(STATED EXERCISE) Report the number of lines where the string "belt" occurs, and write nothing else.

(DATA SHOWN)
╔══
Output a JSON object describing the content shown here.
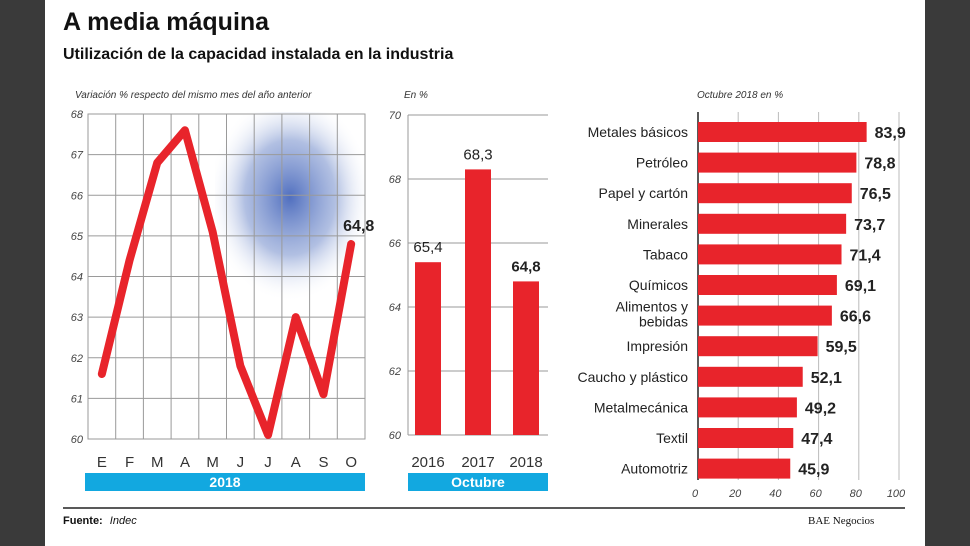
{
  "header": {
    "title": "A media máquina",
    "subtitle": "Utilización de la capacidad instalada en la industria"
  },
  "footer": {
    "source_label": "Fuente:",
    "source": "Indec",
    "brand": "BAE Negocios"
  },
  "colors": {
    "bar": "#e8242b",
    "band": "#12a8e0",
    "grid": "#9a9a9a"
  },
  "chart_data": [
    {
      "type": "line",
      "title": "Variación % respecto del mismo mes del año anterior",
      "categories": [
        "E",
        "F",
        "M",
        "A",
        "M",
        "J",
        "J",
        "A",
        "S",
        "O"
      ],
      "values": [
        61.6,
        64.4,
        66.8,
        67.6,
        65.1,
        61.8,
        60.1,
        63.0,
        61.1,
        64.8
      ],
      "ylim": [
        60,
        68
      ],
      "yticks": [
        "60",
        "61",
        "62",
        "63",
        "64",
        "65",
        "66",
        "67",
        "68"
      ],
      "last_label": "64,8",
      "band_label": "2018",
      "grid": true
    },
    {
      "type": "bar",
      "title": "En %",
      "categories": [
        "2016",
        "2017",
        "2018"
      ],
      "values": [
        65.4,
        68.3,
        64.8
      ],
      "labels": [
        "65,4",
        "68,3",
        "64,8"
      ],
      "ylim": [
        60,
        70
      ],
      "yticks": [
        "60",
        "62",
        "64",
        "66",
        "68",
        "70"
      ],
      "band_label": "Octubre"
    },
    {
      "type": "bar",
      "orientation": "horizontal",
      "title": "Octubre 2018 en %",
      "categories": [
        "Metales básicos",
        "Petróleo",
        "Papel y cartón",
        "Minerales",
        "Tabaco",
        "Químicos",
        "Alimentos y bebidas",
        "Impresión",
        "Caucho y plástico",
        "Metalmecánica",
        "Textil",
        "Automotriz"
      ],
      "values": [
        83.9,
        78.8,
        76.5,
        73.7,
        71.4,
        69.1,
        66.6,
        59.5,
        52.1,
        49.2,
        47.4,
        45.9
      ],
      "labels": [
        "83,9",
        "78,8",
        "76,5",
        "73,7",
        "71,4",
        "69,1",
        "66,6",
        "59,5",
        "52,1",
        "49,2",
        "47,4",
        "45,9"
      ],
      "xlim": [
        0,
        100
      ],
      "xticks": [
        "0",
        "20",
        "40",
        "60",
        "80",
        "100"
      ]
    }
  ]
}
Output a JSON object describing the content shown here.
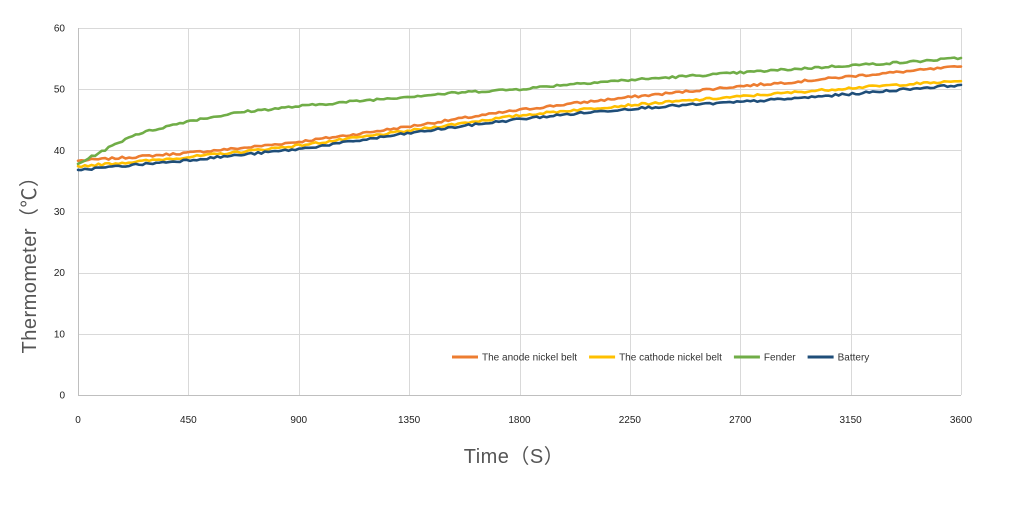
{
  "chart_data": {
    "type": "line",
    "title": "",
    "xlabel": "Time（S）",
    "ylabel": "Thermometer（℃）",
    "xlim": [
      0,
      3600
    ],
    "ylim": [
      0,
      60
    ],
    "x_ticks": [
      0,
      450,
      900,
      1350,
      1800,
      2250,
      2700,
      3150,
      3600
    ],
    "y_ticks": [
      0,
      10,
      20,
      30,
      40,
      50,
      60
    ],
    "grid": true,
    "legend_position": "bottom-right",
    "x": [
      0,
      225,
      450,
      675,
      900,
      1125,
      1350,
      1575,
      1800,
      2025,
      2250,
      2475,
      2700,
      2925,
      3150,
      3375,
      3600
    ],
    "series": [
      {
        "name": "The anode nickel belt",
        "color": "#ED7D31",
        "values": [
          38.3,
          38.9,
          39.6,
          40.4,
          41.4,
          42.6,
          43.9,
          45.3,
          46.6,
          47.7,
          48.7,
          49.6,
          50.5,
          51.2,
          52.1,
          52.9,
          53.7
        ]
      },
      {
        "name": "The cathode nickel belt",
        "color": "#FFC000",
        "values": [
          37.4,
          38.1,
          38.9,
          39.8,
          40.8,
          42.0,
          43.2,
          44.5,
          45.7,
          46.6,
          47.4,
          48.1,
          48.8,
          49.5,
          50.2,
          50.8,
          51.3
        ]
      },
      {
        "name": "Fender",
        "color": "#70AD47",
        "values": [
          37.8,
          42.5,
          44.8,
          46.3,
          47.2,
          48.0,
          48.8,
          49.5,
          50.0,
          50.9,
          51.5,
          52.1,
          52.7,
          53.3,
          53.9,
          54.4,
          55.1
        ]
      },
      {
        "name": "Battery",
        "color": "#1F4E79",
        "values": [
          36.8,
          37.6,
          38.4,
          39.3,
          40.2,
          41.5,
          42.8,
          44.0,
          45.1,
          46.0,
          46.8,
          47.4,
          47.9,
          48.5,
          49.2,
          50.0,
          50.7
        ]
      }
    ]
  }
}
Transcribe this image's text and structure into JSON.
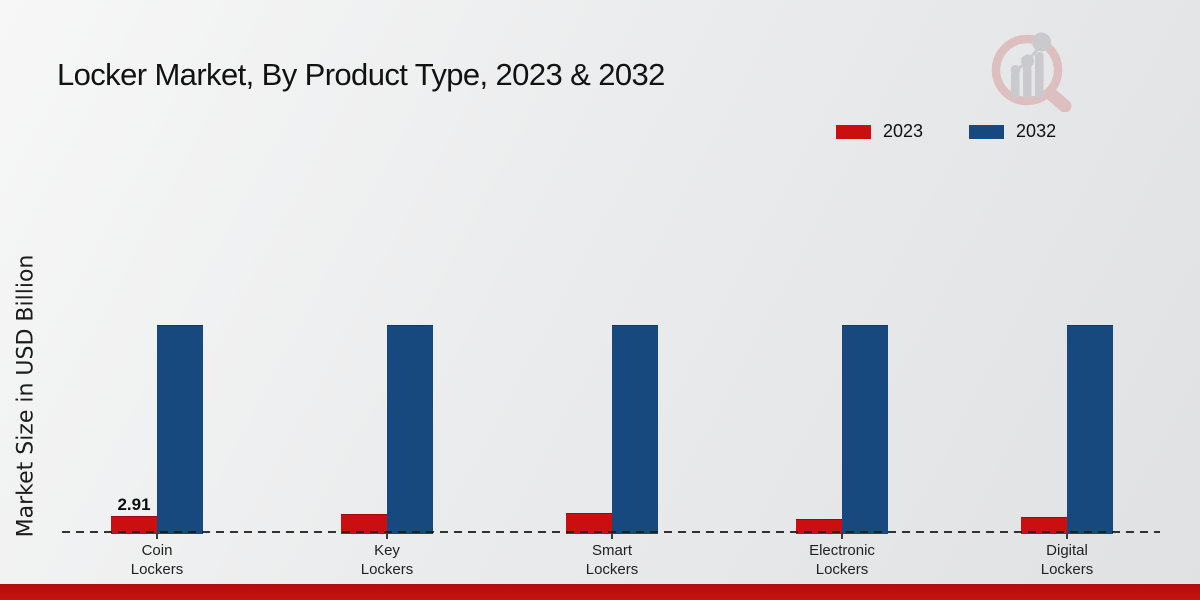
{
  "header": {
    "title": "Locker Market, By Product Type, 2023 & 2032"
  },
  "y_axis": {
    "label": "Market Size in USD Billion"
  },
  "colors": {
    "series_2023": "#cb0e10",
    "series_2032": "#17497f",
    "footer_bar": "#bd0d0d",
    "baseline": "#1a1a1a",
    "background": "#ebeced"
  },
  "chart_data": {
    "type": "bar",
    "title": "Locker Market, By Product Type, 2023 & 2032",
    "xlabel": "",
    "ylabel": "Market Size in USD Billion",
    "categories": [
      "Coin Lockers",
      "Key Lockers",
      "Smart Lockers",
      "Electronic Lockers",
      "Digital Lockers"
    ],
    "series": [
      {
        "name": "2023",
        "color": "#cb0e10",
        "values": [
          2.91,
          3.2,
          3.35,
          2.4,
          2.75
        ]
      },
      {
        "name": "2032",
        "color": "#17497f",
        "values": [
          35.6,
          35.6,
          35.6,
          35.6,
          35.6
        ]
      }
    ],
    "annotations": [
      {
        "series": "2023",
        "category": "Coin Lockers",
        "text": "2.91"
      }
    ],
    "ylim": [
      0,
      40
    ],
    "grid": false,
    "legend_position": "top-right",
    "baseline_style": "dashed"
  }
}
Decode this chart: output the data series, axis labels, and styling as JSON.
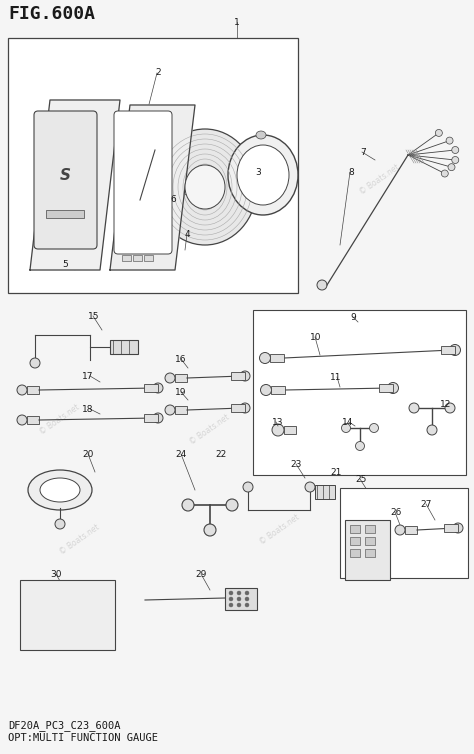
{
  "title": "FIG.600A",
  "footer_line1": "DF20A_PC3_C23_600A",
  "footer_line2": "OPT:MULTI FUNCTION GAUGE",
  "bg_color": "#f5f5f5",
  "fig_width": 4.74,
  "fig_height": 7.54
}
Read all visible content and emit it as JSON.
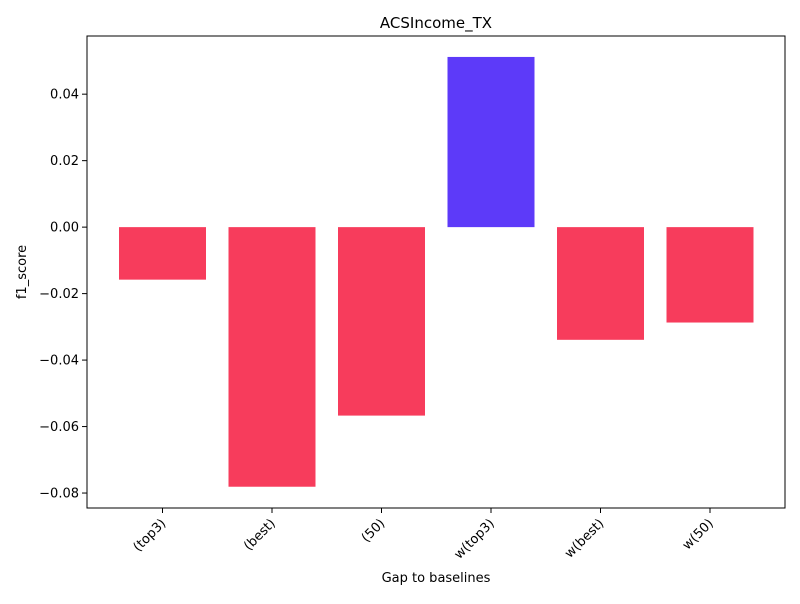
{
  "chart_data": {
    "type": "bar",
    "title": "ACSIncome_TX",
    "xlabel": "Gap to baselines",
    "ylabel": "f1_score",
    "categories": [
      "(top3)",
      "(best)",
      "(50)",
      "w(top3)",
      "w(best)",
      "w(50)"
    ],
    "values": [
      -0.0158,
      -0.0781,
      -0.0567,
      0.0512,
      -0.0339,
      -0.0287
    ],
    "ylim": [
      -0.0845,
      0.0575
    ],
    "yticks": [
      0.04,
      0.02,
      0.0,
      -0.02,
      -0.04,
      -0.06,
      -0.08
    ],
    "ytick_labels": [
      "0.04",
      "0.02",
      "0.00",
      "−0.02",
      "−0.04",
      "−0.06",
      "−0.08"
    ],
    "grid": false,
    "legend": "none",
    "colors": {
      "negative": "#f73c5c",
      "positive": "#5d3af9",
      "axis": "#000000"
    }
  }
}
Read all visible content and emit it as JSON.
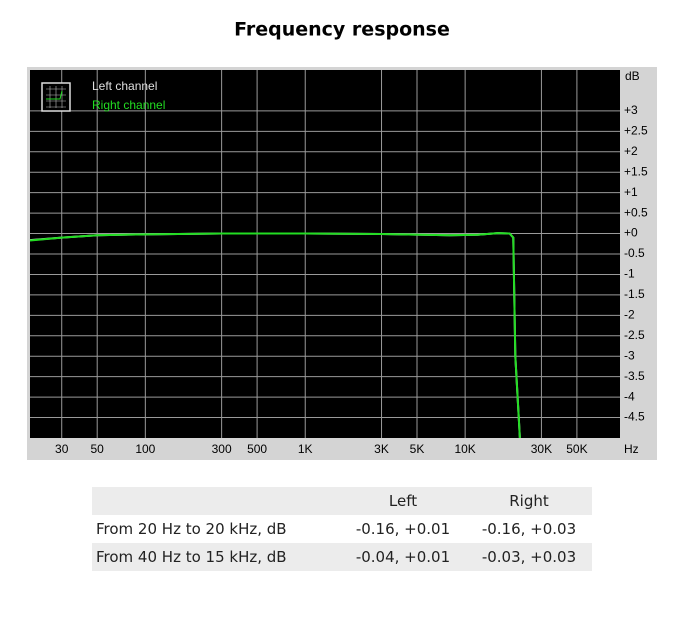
{
  "chart_data": {
    "type": "line",
    "title": "Frequency response",
    "x_unit": "Hz",
    "y_unit": "dB",
    "log_x": true,
    "grid": true,
    "x": [
      19,
      30,
      50,
      100,
      300,
      1000,
      3000,
      8000,
      12000,
      16000,
      19000,
      20000,
      20600,
      22000
    ],
    "series": [
      {
        "name": "Left channel",
        "color": "#e0e0e0",
        "values": [
          -0.16,
          -0.1,
          -0.04,
          -0.02,
          0,
          0,
          -0.01,
          -0.04,
          -0.03,
          0.01,
          0,
          -0.1,
          -3,
          -5
        ]
      },
      {
        "name": "Right channel",
        "color": "#22dd22",
        "values": [
          -0.17,
          -0.1,
          -0.04,
          -0.02,
          0,
          0,
          -0.01,
          -0.04,
          -0.03,
          0.01,
          0,
          -0.1,
          -3,
          -5
        ]
      }
    ],
    "xlim": [
      19,
      93000
    ],
    "ylim": [
      -5,
      4
    ],
    "xticks": [
      30,
      50,
      100,
      300,
      500,
      {
        "value": 1000,
        "label": "1K"
      },
      {
        "value": 3000,
        "label": "3K"
      },
      {
        "value": 5000,
        "label": "5K"
      },
      {
        "value": 10000,
        "label": "10K"
      },
      {
        "value": 30000,
        "label": "30K"
      },
      {
        "value": 50000,
        "label": "50K"
      }
    ],
    "yticks": [
      {
        "value": 3,
        "label": "+3"
      },
      {
        "value": 2.5,
        "label": "+2.5"
      },
      {
        "value": 2,
        "label": "+2"
      },
      {
        "value": 1.5,
        "label": "+1.5"
      },
      {
        "value": 1,
        "label": "+1"
      },
      {
        "value": 0.5,
        "label": "+0.5"
      },
      {
        "value": 0,
        "label": "+0"
      },
      -0.5,
      -1,
      -1.5,
      -2,
      -2.5,
      -3,
      -3.5,
      -4,
      -4.5
    ]
  },
  "table": {
    "header": [
      "Left",
      "Right"
    ],
    "rows": [
      [
        "From 20 Hz to 20 kHz, dB",
        "-0.16, +0.01",
        "-0.16, +0.03"
      ],
      [
        "From 40 Hz to 15 kHz, dB",
        "-0.04, +0.01",
        "-0.03, +0.03"
      ]
    ]
  }
}
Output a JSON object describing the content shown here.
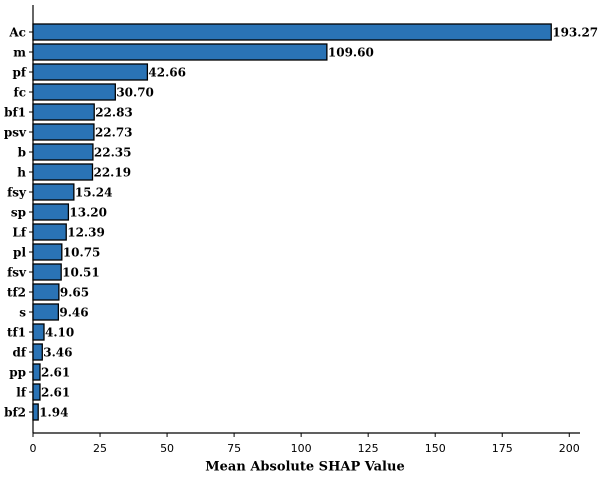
╚══
(FINAL RESULT) 2